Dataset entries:
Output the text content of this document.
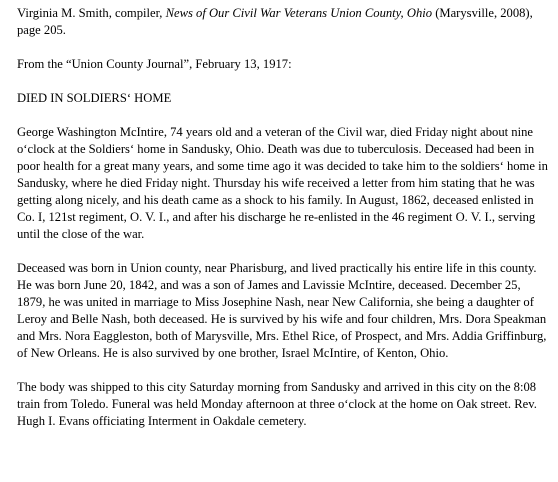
Virginia M. Smith, compiler, News of Our Civil War Veterans Union County, Ohio (Marysville, 2008), page 205.
From the “Union County Journal”, February 13, 1917:
DIED IN SOLDIERS‘ HOME
George Washington McIntire, 74 years old and a veteran of the Civil war, died Friday night about nine o‘clock at the Soldiers‘ home in Sandusky, Ohio. Death was due to tuberculosis. Deceased had been in poor health for a great many years, and some time ago it was decided to take him to the soldiers‘ home in Sandusky, where he died Friday night. Thursday his wife received a letter from him stating that he was getting along nicely, and his death came as a shock to his family. In August, 1862, deceased enlisted in Co. I, 121st regiment, O. V. I., and after his discharge he re-enlisted in the 46 regiment O. V. I., serving until the close of the war.
Deceased was born in Union county, near Pharisburg, and lived practically his entire life in this county. He was born June 20, 1842, and was a son of James and Lavissie McIntire, deceased. December 25, 1879, he was united in marriage to Miss Josephine Nash, near New California, she being a daughter of Leroy and Belle Nash, both deceased. He is survived by his wife and four children, Mrs. Dora Speakman and Mrs. Nora Eaggleston, both of Marysville, Mrs. Ethel Rice, of Prospect, and Mrs. Addia Griffinburg, of New Orleans. He is also survived by one brother, Israel McIntire, of Kenton, Ohio.
The body was shipped to this city Saturday morning from Sandusky and arrived in this city on the 8:08 train from Toledo. Funeral was held Monday afternoon at three o‘clock at the home on Oak street. Rev. Hugh I. Evans officiating Interment in Oakdale cemetery.
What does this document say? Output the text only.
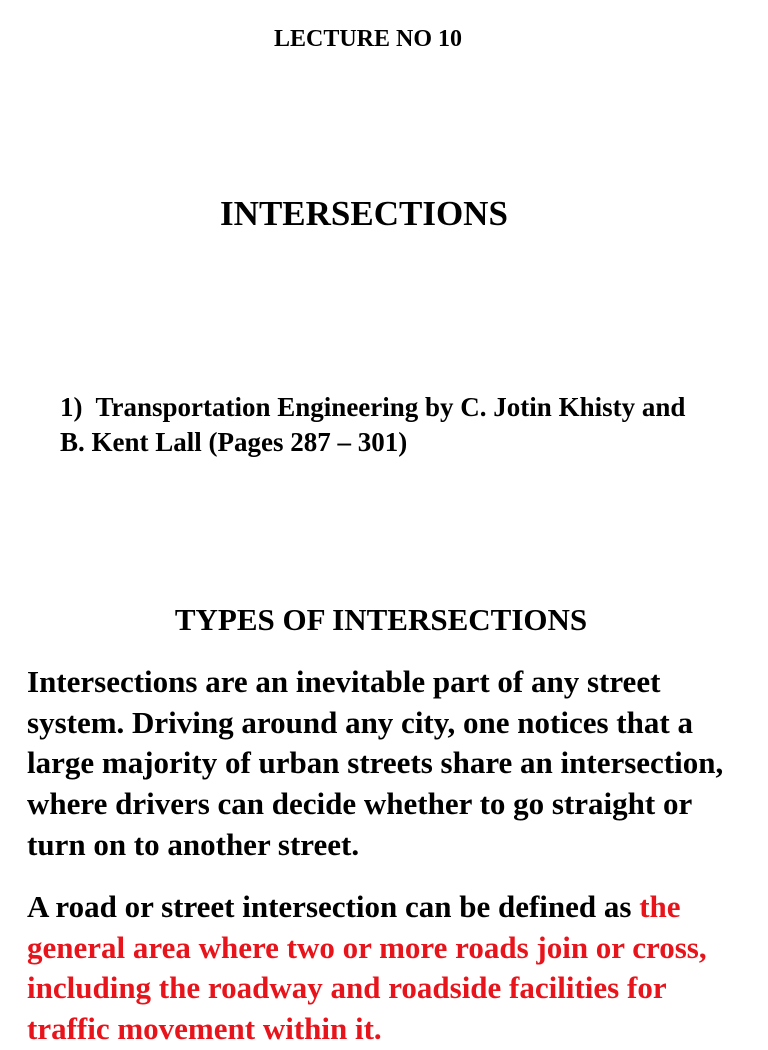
LECTURE NO 10
INTERSECTIONS

1) Transportation Engineering by C. Jotin Khisty and B. Kent Lall (Pages 287 – 301)

TYPES OF INTERSECTIONS

Intersections are an inevitable part of any street system. Driving around any city, one notices that a large majority of urban streets share an intersection, where drivers can decide whether to go straight or turn on to another street.

A road or street intersection can be defined as the general area where two or more roads join or cross, including the roadway and roadside facilities for traffic movement within it.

# Aim of the task:
Across all the entries, count the lines that contain the word "Marysville" and give the number by itself.

# Worked answer:
2